Reproduce every line, starting at the one that contains "Read all visible content and emit it as JSON." and ending at the last line of the data, exactly as it stands; pictures are omitted.

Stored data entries
══════════════════════════════

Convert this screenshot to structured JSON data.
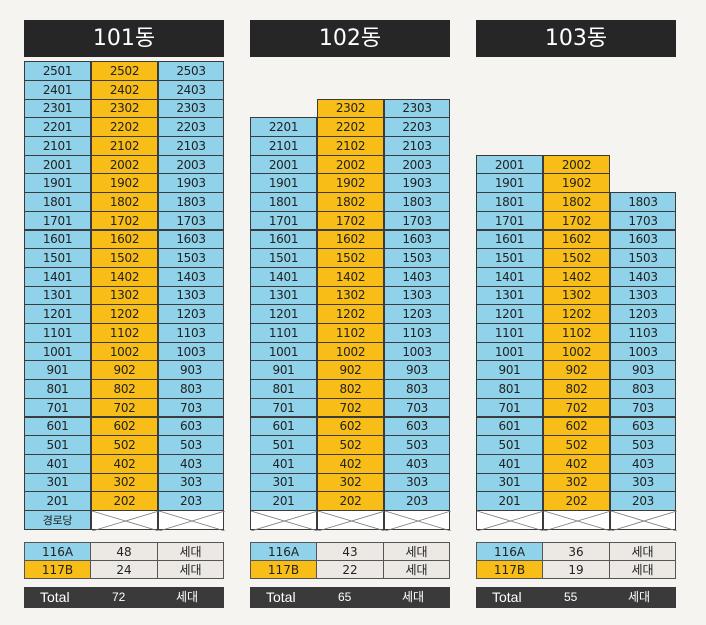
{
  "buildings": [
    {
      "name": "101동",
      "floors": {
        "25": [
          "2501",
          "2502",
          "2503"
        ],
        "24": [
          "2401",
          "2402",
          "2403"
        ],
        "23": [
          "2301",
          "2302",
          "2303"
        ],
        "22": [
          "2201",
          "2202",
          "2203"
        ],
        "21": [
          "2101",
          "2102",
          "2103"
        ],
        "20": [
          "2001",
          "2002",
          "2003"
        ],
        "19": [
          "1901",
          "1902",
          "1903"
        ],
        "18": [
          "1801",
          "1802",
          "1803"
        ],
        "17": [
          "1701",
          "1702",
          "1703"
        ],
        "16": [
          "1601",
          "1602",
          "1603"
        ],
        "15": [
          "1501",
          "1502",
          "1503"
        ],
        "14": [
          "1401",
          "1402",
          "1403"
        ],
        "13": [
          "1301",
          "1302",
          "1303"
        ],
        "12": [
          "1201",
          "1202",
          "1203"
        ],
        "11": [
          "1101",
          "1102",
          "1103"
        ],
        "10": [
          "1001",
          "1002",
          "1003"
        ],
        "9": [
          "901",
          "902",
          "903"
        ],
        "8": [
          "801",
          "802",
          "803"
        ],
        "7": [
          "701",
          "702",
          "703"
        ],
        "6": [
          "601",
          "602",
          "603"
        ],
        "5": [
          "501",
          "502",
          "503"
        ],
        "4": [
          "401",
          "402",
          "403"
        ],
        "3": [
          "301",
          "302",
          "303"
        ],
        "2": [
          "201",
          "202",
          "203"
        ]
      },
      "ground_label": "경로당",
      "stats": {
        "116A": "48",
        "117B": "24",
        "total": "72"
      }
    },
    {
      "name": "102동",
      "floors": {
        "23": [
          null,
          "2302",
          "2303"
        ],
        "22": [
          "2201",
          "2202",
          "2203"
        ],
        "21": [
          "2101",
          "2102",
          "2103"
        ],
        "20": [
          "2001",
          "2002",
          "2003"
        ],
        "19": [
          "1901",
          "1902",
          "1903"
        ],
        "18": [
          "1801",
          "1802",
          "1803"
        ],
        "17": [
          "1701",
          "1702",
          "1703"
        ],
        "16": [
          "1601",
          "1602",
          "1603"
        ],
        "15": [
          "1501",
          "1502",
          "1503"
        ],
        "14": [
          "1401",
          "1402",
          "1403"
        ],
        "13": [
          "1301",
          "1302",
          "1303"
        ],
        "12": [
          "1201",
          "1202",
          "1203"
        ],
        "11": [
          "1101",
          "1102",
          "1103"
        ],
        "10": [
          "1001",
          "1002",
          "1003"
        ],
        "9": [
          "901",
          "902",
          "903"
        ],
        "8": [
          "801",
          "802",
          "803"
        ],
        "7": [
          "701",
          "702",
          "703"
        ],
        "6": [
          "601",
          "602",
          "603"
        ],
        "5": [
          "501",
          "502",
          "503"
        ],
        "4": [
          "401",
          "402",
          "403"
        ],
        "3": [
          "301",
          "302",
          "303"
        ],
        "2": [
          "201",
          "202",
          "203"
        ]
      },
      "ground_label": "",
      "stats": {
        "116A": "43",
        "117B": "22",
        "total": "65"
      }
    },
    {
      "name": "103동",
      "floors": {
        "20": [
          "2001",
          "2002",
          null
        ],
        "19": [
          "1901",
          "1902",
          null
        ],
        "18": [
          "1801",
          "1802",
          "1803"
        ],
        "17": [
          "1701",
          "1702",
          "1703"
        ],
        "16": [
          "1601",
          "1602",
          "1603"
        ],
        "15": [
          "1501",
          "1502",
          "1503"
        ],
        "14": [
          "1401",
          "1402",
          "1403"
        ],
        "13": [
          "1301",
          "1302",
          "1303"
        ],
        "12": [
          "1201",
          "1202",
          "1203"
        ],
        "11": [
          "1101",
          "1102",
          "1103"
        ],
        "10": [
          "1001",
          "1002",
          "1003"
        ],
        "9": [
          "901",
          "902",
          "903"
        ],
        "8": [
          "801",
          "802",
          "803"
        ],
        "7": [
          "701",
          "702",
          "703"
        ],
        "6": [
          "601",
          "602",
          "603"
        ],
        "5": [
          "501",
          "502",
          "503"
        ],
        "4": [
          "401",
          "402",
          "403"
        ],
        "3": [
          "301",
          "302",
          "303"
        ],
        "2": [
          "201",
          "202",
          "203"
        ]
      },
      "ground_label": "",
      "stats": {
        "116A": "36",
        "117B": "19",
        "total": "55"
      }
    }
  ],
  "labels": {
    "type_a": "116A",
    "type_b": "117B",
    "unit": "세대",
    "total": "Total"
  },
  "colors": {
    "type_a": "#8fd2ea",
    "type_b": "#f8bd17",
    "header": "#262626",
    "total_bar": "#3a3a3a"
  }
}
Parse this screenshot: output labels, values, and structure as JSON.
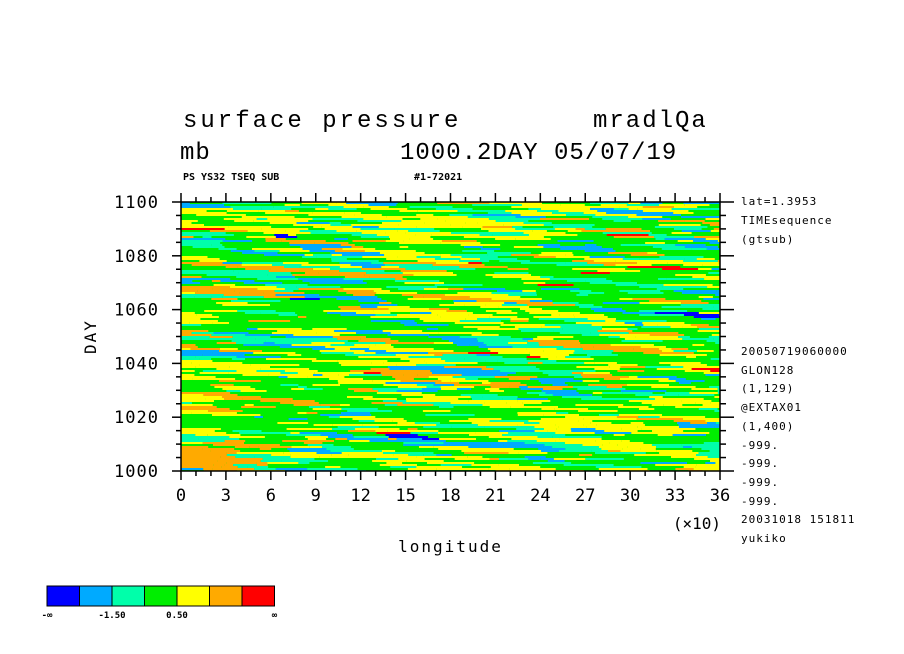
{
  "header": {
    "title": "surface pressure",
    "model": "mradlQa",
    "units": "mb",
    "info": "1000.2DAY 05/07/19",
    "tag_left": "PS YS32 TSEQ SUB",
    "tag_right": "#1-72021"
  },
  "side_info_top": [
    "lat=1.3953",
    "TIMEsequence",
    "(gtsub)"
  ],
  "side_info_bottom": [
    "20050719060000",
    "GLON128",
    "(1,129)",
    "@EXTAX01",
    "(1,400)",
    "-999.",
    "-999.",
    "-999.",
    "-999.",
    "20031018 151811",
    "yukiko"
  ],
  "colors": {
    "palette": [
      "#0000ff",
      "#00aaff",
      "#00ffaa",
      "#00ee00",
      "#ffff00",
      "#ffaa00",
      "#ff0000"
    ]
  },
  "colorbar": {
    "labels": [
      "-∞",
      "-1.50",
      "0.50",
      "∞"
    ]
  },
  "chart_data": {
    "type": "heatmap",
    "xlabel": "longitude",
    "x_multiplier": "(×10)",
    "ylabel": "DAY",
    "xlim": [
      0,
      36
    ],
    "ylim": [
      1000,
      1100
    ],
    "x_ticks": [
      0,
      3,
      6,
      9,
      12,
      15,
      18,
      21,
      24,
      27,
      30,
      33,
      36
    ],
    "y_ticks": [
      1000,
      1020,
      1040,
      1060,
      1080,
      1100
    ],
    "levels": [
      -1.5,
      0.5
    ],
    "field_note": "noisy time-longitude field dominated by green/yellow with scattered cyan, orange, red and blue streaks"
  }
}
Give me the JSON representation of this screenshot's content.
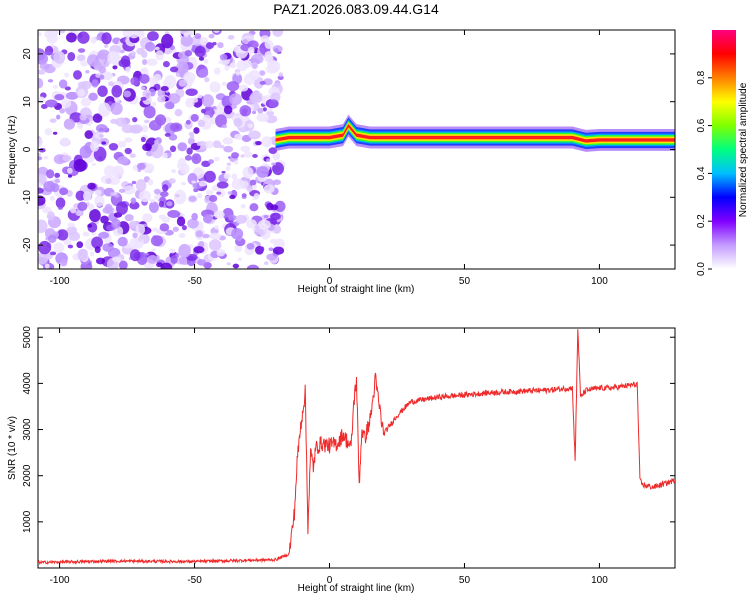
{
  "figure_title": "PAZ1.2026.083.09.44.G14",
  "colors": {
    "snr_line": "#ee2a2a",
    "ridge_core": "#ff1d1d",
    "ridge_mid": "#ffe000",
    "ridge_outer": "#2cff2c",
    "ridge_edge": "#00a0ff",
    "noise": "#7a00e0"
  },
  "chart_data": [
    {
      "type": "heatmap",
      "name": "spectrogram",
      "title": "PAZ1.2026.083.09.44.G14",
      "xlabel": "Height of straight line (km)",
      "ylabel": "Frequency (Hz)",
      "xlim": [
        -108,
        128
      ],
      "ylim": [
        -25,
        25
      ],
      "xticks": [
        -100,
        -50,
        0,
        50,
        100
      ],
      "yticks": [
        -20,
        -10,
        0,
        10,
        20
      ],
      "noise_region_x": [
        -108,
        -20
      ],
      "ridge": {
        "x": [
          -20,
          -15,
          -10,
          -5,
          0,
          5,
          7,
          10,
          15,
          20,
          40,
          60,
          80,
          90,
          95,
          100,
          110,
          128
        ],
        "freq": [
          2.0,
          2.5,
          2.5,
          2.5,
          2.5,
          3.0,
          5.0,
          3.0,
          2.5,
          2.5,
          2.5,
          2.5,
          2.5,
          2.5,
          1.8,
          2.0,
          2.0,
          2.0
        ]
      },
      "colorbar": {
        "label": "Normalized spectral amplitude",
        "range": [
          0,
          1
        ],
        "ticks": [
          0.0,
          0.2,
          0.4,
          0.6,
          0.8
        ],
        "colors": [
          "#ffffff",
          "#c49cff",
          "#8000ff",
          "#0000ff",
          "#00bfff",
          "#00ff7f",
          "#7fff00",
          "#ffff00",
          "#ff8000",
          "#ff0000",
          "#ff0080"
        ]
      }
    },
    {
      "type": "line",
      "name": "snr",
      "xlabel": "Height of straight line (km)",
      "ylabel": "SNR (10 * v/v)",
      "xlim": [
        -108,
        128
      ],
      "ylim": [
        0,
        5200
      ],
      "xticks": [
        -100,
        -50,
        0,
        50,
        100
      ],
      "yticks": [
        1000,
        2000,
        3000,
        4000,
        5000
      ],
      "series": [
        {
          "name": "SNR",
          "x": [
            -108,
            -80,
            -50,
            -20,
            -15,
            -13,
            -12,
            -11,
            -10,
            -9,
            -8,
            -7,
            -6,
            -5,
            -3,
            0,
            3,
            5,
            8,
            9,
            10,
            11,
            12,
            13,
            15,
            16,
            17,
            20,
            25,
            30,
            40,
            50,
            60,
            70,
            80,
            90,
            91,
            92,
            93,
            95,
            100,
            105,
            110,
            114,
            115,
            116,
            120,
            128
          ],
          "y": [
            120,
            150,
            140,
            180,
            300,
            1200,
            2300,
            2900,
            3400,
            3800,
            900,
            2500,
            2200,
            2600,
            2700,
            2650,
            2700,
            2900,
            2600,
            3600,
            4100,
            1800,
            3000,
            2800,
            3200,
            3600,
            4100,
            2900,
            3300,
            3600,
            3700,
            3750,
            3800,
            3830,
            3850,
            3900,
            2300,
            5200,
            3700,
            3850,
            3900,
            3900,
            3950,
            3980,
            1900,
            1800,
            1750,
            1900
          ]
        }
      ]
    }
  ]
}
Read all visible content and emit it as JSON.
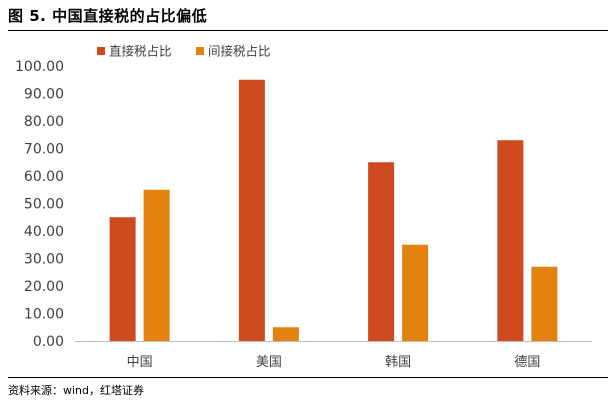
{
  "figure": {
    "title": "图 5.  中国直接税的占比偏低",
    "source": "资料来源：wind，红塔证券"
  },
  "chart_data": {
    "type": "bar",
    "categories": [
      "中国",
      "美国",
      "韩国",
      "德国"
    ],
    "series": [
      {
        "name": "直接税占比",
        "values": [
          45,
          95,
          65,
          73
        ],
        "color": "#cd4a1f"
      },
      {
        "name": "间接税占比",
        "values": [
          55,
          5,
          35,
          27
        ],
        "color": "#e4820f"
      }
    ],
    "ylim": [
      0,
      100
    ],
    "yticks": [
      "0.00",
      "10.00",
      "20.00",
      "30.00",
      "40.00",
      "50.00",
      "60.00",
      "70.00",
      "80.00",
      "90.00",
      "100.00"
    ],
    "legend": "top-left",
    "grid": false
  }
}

══════════════════════════════

▸ TASK ANSWER
Read all visible content and emit it as JSON.
{
  "figure": {
    "title": "图 5.  中国直接税的占比偏低",
    "source": "资料来源：wind，红塔证券"
  },
  "chart_data": {
    "type": "bar",
    "categories": [
      "中国",
      "美国",
      "韩国",
      "德国"
    ],
    "series": [
      {
        "name": "直接税占比",
        "values": [
          45,
          95,
          65,
          73
        ],
        "color": "#cd4a1f"
      },
      {
        "name": "间接税占比",
        "values": [
          55,
          5,
          35,
          27
        ],
        "color": "#e4820f"
      }
    ],
    "ylim": [
      0,
      100
    ],
    "yticks": [
      "0.00",
      "10.00",
      "20.00",
      "30.00",
      "40.00",
      "50.00",
      "60.00",
      "70.00",
      "80.00",
      "90.00",
      "100.00"
    ],
    "legend": "top-left",
    "grid": false
  }
}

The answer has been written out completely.